Select, from the material below, each line with "video" in it.

[Records to process start]

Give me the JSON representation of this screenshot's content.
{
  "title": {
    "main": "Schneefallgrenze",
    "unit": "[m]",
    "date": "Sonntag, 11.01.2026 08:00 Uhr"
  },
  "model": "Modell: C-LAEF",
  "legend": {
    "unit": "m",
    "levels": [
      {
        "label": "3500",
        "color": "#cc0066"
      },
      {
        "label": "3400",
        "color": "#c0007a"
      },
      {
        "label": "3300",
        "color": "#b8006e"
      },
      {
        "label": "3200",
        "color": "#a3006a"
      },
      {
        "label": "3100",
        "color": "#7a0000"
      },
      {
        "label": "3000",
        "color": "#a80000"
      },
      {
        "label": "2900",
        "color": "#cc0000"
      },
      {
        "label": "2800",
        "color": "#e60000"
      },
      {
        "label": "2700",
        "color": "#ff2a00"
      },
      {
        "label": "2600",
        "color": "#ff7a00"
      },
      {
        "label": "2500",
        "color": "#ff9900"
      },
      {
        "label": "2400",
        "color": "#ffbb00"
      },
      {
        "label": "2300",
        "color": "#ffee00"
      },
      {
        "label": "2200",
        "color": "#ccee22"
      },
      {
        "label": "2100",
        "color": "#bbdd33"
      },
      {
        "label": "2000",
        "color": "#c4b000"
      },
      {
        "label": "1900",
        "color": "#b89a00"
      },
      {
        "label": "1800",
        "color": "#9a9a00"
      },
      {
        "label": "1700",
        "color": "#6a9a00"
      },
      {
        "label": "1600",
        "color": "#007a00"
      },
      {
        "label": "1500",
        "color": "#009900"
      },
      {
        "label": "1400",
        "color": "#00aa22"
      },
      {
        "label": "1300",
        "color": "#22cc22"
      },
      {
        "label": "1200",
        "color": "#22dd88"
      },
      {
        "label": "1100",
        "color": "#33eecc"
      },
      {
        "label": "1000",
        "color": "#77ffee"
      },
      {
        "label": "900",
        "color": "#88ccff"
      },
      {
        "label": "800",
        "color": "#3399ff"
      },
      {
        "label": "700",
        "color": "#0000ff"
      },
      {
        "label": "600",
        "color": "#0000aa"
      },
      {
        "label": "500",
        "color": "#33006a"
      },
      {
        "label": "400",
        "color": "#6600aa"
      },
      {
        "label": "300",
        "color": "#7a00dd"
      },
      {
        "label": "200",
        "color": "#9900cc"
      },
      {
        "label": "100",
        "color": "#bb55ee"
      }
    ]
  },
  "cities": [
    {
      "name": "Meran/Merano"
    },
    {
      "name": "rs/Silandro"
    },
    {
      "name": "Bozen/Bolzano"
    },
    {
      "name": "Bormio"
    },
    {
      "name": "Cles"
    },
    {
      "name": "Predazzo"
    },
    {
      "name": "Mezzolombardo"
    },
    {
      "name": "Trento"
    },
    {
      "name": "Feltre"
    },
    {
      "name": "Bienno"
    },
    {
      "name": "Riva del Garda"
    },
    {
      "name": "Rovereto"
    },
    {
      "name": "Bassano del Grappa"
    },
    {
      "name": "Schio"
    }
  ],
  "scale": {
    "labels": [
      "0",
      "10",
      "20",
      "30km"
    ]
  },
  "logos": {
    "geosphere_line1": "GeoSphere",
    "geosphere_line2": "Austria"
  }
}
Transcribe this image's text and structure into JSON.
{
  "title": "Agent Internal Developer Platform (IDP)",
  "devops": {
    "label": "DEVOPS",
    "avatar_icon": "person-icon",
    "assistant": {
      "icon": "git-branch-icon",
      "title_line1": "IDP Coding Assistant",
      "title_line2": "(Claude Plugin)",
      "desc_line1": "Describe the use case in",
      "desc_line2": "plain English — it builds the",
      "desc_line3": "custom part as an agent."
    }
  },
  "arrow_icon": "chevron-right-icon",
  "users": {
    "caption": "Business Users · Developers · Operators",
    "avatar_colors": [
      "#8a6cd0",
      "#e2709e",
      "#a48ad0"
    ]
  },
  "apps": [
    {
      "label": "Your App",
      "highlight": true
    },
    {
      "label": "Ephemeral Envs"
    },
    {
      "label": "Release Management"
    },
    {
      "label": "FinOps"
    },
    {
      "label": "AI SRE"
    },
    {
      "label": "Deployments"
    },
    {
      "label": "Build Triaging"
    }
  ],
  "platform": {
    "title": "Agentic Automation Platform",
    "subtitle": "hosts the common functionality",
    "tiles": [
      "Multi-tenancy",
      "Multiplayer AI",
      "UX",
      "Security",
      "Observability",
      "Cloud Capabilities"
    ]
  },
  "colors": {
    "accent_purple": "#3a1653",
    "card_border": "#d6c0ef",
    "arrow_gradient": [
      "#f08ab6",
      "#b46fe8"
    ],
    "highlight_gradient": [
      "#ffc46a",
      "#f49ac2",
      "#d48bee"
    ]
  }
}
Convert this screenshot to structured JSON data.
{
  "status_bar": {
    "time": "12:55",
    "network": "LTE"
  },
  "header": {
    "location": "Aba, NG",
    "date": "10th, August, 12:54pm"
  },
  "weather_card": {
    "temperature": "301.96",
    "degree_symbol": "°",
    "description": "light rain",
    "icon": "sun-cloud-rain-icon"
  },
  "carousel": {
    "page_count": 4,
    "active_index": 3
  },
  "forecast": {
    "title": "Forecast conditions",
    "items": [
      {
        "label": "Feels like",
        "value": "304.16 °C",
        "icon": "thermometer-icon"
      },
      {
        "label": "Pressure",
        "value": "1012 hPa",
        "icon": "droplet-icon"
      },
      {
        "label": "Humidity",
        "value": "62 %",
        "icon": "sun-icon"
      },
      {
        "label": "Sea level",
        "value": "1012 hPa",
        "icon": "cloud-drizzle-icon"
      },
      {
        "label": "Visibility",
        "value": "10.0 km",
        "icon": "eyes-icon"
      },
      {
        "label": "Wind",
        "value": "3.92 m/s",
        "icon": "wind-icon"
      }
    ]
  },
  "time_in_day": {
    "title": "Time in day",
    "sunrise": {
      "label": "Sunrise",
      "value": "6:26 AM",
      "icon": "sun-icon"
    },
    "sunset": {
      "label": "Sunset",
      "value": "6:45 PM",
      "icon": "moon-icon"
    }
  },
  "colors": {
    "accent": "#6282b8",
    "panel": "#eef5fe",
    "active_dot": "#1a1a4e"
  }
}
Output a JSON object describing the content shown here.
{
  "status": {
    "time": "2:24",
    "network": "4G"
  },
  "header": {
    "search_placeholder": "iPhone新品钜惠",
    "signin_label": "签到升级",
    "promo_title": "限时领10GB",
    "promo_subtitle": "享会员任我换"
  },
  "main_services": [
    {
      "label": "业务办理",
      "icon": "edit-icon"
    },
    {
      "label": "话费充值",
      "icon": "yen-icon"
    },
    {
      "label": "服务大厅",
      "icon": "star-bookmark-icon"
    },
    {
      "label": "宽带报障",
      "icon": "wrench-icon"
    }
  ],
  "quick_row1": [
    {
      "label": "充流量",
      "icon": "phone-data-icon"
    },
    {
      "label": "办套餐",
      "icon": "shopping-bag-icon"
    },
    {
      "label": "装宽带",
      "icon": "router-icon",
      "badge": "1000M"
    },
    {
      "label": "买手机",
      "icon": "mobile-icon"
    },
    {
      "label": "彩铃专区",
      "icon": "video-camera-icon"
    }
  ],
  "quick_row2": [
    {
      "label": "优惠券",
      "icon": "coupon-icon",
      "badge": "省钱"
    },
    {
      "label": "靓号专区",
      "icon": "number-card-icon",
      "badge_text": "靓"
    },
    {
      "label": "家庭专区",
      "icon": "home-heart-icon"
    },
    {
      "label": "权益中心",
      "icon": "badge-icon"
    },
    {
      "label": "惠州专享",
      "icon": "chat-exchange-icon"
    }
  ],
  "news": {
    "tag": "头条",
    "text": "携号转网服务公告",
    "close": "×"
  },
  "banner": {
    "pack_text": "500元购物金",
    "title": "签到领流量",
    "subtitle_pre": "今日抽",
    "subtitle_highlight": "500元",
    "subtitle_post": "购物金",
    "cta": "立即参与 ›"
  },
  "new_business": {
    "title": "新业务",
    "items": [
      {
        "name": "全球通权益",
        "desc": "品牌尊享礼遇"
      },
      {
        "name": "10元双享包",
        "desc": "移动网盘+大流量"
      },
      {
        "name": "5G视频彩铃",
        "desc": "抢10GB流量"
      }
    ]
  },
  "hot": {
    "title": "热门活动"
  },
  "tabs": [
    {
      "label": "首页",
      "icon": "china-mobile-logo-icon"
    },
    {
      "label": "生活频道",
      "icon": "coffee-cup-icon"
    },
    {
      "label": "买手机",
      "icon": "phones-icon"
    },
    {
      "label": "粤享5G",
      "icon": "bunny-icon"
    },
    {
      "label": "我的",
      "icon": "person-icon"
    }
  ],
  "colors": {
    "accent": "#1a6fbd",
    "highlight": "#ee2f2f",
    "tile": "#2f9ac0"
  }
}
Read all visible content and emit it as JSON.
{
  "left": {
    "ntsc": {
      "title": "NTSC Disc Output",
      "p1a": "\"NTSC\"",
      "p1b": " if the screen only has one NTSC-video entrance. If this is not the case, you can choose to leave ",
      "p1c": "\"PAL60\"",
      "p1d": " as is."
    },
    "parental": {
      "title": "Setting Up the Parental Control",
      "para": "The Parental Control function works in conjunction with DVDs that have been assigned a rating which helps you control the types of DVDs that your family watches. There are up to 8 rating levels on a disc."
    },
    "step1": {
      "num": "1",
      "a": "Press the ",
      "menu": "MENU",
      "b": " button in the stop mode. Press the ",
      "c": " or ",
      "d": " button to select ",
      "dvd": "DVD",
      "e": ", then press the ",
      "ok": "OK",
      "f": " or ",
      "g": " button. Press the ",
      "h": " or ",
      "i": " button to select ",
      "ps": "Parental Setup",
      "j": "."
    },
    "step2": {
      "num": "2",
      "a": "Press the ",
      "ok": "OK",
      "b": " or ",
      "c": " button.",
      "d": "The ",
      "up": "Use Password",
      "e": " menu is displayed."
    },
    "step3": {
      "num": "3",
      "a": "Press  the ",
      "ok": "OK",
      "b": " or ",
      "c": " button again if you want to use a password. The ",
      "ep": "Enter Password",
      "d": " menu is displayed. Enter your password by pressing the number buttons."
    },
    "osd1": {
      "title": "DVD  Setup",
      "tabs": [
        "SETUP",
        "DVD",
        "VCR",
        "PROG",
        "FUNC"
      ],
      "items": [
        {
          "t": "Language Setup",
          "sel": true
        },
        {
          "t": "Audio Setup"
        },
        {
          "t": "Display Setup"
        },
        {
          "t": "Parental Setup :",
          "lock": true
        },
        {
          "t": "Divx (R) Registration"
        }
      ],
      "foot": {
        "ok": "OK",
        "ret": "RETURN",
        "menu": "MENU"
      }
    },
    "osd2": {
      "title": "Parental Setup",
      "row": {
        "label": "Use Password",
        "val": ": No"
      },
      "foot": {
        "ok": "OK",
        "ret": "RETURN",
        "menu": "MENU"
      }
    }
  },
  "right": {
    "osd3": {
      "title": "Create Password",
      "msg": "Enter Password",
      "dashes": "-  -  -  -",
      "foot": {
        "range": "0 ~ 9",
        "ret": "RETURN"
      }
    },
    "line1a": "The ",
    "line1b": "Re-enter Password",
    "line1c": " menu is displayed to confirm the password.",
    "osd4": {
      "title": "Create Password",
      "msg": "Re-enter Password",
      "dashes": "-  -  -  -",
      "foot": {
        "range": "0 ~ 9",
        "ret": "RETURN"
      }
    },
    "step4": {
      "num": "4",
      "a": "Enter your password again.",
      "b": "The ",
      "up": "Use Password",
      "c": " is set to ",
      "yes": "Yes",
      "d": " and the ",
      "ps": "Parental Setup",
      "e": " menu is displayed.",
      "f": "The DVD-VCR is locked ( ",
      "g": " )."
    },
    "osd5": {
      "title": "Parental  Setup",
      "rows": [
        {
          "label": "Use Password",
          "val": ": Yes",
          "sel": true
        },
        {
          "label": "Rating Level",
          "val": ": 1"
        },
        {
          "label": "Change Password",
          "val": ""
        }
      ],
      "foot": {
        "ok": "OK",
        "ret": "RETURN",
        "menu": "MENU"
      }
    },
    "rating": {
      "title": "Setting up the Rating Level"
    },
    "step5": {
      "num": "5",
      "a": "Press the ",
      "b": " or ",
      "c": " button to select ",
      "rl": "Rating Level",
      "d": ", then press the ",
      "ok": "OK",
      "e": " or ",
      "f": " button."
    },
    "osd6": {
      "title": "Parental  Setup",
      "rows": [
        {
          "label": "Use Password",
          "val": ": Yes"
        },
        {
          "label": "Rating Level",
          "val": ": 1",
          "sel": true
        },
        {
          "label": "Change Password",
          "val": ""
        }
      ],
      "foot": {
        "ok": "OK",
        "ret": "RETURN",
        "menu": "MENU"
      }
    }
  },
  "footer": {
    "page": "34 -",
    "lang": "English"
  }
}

[Records to process end]

Complete output:
      "icon": "video-camera-icon"
      "p1b": " if the screen only has one NTSC-video entrance. If this is not the case, you can choose to leave ",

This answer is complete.